● **THE TASK**:
Render every row below as a JSON list of strings, one string per line, leaving out any blank lines.

● **DATA PROVIDED**:

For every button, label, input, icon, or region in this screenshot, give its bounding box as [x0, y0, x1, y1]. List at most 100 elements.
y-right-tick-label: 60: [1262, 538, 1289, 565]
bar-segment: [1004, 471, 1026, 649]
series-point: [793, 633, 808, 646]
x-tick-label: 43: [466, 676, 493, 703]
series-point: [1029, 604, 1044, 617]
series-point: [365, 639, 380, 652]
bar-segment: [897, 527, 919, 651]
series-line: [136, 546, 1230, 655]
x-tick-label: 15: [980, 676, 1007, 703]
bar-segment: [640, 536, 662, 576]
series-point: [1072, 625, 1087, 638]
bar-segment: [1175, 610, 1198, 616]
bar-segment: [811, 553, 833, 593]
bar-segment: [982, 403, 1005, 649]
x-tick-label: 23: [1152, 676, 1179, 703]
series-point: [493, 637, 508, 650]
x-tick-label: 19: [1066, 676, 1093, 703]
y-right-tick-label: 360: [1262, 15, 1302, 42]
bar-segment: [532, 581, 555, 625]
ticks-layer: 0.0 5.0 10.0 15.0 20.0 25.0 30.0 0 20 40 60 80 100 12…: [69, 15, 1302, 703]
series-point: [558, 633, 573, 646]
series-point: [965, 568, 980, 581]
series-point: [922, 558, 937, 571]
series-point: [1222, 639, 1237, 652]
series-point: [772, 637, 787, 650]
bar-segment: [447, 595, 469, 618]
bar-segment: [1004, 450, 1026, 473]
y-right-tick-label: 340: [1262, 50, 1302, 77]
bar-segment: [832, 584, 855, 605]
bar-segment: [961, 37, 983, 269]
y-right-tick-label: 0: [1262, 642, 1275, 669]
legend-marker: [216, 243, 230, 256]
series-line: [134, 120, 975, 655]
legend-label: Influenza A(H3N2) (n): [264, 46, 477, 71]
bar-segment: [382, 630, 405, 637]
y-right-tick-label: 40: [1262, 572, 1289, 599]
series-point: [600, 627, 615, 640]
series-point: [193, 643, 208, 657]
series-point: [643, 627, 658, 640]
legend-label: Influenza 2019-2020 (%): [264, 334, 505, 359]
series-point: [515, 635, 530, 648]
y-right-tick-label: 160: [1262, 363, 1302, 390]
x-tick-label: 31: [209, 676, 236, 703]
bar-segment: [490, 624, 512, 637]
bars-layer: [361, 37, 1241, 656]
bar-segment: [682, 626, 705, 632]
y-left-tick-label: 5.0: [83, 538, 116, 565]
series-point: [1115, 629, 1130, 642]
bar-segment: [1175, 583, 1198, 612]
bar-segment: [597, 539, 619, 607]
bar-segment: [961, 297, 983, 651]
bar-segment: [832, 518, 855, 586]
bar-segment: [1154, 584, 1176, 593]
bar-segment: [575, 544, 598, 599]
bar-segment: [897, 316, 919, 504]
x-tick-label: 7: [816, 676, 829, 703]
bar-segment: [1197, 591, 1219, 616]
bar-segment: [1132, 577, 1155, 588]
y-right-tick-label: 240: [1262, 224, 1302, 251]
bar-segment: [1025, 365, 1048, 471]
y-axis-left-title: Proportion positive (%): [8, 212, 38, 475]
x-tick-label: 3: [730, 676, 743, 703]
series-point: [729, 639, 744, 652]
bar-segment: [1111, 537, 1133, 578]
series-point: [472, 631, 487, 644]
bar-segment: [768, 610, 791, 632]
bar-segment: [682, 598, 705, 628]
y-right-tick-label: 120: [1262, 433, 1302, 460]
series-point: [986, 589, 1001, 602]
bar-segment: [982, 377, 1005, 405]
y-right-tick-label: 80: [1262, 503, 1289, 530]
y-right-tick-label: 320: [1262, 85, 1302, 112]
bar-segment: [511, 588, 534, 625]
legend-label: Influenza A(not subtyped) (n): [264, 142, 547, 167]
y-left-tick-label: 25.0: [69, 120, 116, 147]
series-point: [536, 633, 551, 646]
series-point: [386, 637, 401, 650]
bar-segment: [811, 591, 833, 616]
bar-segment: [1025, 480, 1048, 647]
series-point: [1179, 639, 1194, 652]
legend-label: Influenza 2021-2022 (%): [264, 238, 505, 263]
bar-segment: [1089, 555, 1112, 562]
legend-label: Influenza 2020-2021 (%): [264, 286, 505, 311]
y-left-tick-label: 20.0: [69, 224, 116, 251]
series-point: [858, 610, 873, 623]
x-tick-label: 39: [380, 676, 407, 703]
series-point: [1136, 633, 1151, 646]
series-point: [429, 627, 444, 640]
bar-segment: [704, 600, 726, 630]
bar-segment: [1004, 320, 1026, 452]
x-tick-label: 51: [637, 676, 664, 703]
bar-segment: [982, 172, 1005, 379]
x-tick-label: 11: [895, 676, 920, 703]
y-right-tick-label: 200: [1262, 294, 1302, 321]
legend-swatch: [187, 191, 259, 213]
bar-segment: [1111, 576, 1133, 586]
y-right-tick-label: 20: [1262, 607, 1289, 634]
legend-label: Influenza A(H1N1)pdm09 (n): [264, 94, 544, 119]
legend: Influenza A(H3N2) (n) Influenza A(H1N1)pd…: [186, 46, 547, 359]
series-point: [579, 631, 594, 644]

● **SOLUTION FOR THIS EXERCISE**:
[
  "For every button, label, input, icon, or region in this screenshot, give its bounding box as [x0, y0, x1, y1]. List at most 100 elements.",
  "y-right-tick-label: 60: [1262, 538, 1289, 565]",
  "bar-segment: [1004, 471, 1026, 649]",
  "series-point: [793, 633, 808, 646]",
  "x-tick-label: 43: [466, 676, 493, 703]",
  "series-point: [1029, 604, 1044, 617]",
  "series-point: [365, 639, 380, 652]",
  "bar-segment: [897, 527, 919, 651]",
  "series-line: [136, 546, 1230, 655]",
  "x-tick-label: 15: [980, 676, 1007, 703]",
  "bar-segment: [640, 536, 662, 576]",
  "series-point: [1072, 625, 1087, 638]",
  "bar-segment: [1175, 610, 1198, 616]",
  "bar-segment: [811, 553, 833, 593]",
  "bar-segment: [982, 403, 1005, 649]",
  "x-tick-label: 23: [1152, 676, 1179, 703]",
  "series-point: [493, 637, 508, 650]",
  "x-tick-label: 19: [1066, 676, 1093, 703]",
  "y-right-tick-label: 360: [1262, 15, 1302, 42]",
  "bar-segment: [532, 581, 555, 625]",
  "ticks-layer: 0.0 5.0 10.0 15.0 20.0 25.0 30.0 0 20 40 60 80 100 12…: [69, 15, 1302, 703]",
  "series-point: [558, 633, 573, 646]",
  "series-point: [965, 568, 980, 581]",
  "series-point: [922, 558, 937, 571]",
  "series-point: [1222, 639, 1237, 652]",
  "series-point: [772, 637, 787, 650]",
  "bar-segment: [447, 595, 469, 618]",
  "bar-segment: [1004, 450, 1026, 473]",
  "y-right-tick-label: 340: [1262, 50, 1302, 77]",
  "bar-segment: [832, 584, 855, 605]",
  "bar-segment: [961, 37, 983, 269]",
  "y-right-tick-label: 0: [1262, 642, 1275, 669]",
  "legend-marker: [216, 243, 230, 256]",
  "series-line: [134, 120, 975, 655]",
  "legend-label: Influenza A(H3N2) (n): [264, 46, 477, 71]",
  "bar-segment: [382, 630, 405, 637]",
  "y-right-tick-label: 40: [1262, 572, 1289, 599]",
  "series-point: [600, 627, 615, 640]",
  "series-point: [193, 643, 208, 657]",
  "series-point: [643, 627, 658, 640]",
  "legend-label: Influenza 2019-2020 (%): [264, 334, 505, 359]",
  "series-point: [515, 635, 530, 648]",
  "y-right-tick-label: 160: [1262, 363, 1302, 390]",
  "x-tick-label: 31: [209, 676, 236, 703]",
  "bar-segment: [490, 624, 512, 637]",
  "bars-layer: [361, 37, 1241, 656]",
  "bar-segment: [682, 626, 705, 632]",
  "y-left-tick-label: 5.0: [83, 538, 116, 565]",
  "series-point: [1115, 629, 1130, 642]",
  "bar-segment: [1175, 583, 1198, 612]",
  "bar-segment: [597, 539, 619, 607]",
  "bar-segment: [961, 297, 983, 651]",
  "bar-segment: [832, 518, 855, 586]",
  "bar-segment: [1154, 584, 1176, 593]",
  "bar-segment: [575, 544, 598, 599]",
  "bar-segment: [897, 316, 919, 504]",
  "x-tick-label: 7: [816, 676, 829, 703]",
  "bar-segment: [1197, 591, 1219, 616]",
  "bar-segment: [1132, 577, 1155, 588]",
  "y-right-tick-label: 240: [1262, 224, 1302, 251]",
  "bar-segment: [1025, 365, 1048, 471]",
  "y-axis-left-title: Proportion positive (%): [8, 212, 38, 475]",
  "x-tick-label: 3: [730, 676, 743, 703]",
  "series-point: [729, 639, 744, 652]",
  "bar-segment: [1111, 537, 1133, 578]",
  "series-point: [472, 631, 487, 644]",
  "bar-segment: [768, 610, 791, 632]",
  "bar-segment: [682, 598, 705, 628]",
  "y-right-tick-label: 120: [1262, 433, 1302, 460]",
  "series-point: [986, 589, 1001, 602]",
  "bar-segment: [982, 377, 1005, 405]",
  "y-right-tick-label: 80: [1262, 503, 1289, 530]",
  "y-right-tick-label: 320: [1262, 85, 1302, 112]",
  "bar-segment: [511, 588, 534, 625]",
  "legend-label: Influenza A(not subtyped) (n): [264, 142, 547, 167]",
  "y-left-tick-label: 25.0: [69, 120, 116, 147]",
  "series-point: [536, 633, 551, 646]",
  "series-point: [386, 637, 401, 650]",
  "bar-segment: [811, 591, 833, 616]",
  "bar-segment: [1025, 480, 1048, 647]",
  "series-point: [1179, 639, 1194, 652]",
  "legend-label: Influenza 2021-2022 (%): [264, 238, 505, 263]",
  "bar-segment: [1089, 555, 1112, 562]",
  "legend-label: Influenza 2020-2021 (%): [264, 286, 505, 311]",
  "y-left-tick-label: 20.0: [69, 224, 116, 251]",
  "series-point: [858, 610, 873, 623]",
  "x-tick-label: 39: [380, 676, 407, 703]",
  "series-point: [1136, 633, 1151, 646]",
  "series-point: [429, 627, 444, 640]",
  "bar-segment: [704, 600, 726, 630]",
  "bar-segment: [1004, 320, 1026, 452]",
  "x-tick-label: 51: [637, 676, 664, 703]",
  "bar-segment: [982, 172, 1005, 379]",
  "x-tick-label: 11: [895, 676, 920, 703]",
  "y-right-tick-label: 200: [1262, 294, 1302, 321]",
  "legend-swatch: [187, 191, 259, 213]",
  "bar-segment: [1111, 576, 1133, 586]",
  "y-right-tick-label: 20: [1262, 607, 1289, 634]",
  "legend-label: Influenza A(H1N1)pdm09 (n): [264, 94, 544, 119]",
  "legend: Influenza A(H3N2) (n) Influenza A(H1N1)pd…: [186, 46, 547, 359]",
  "series-point: [579, 631, 594, 644]"
]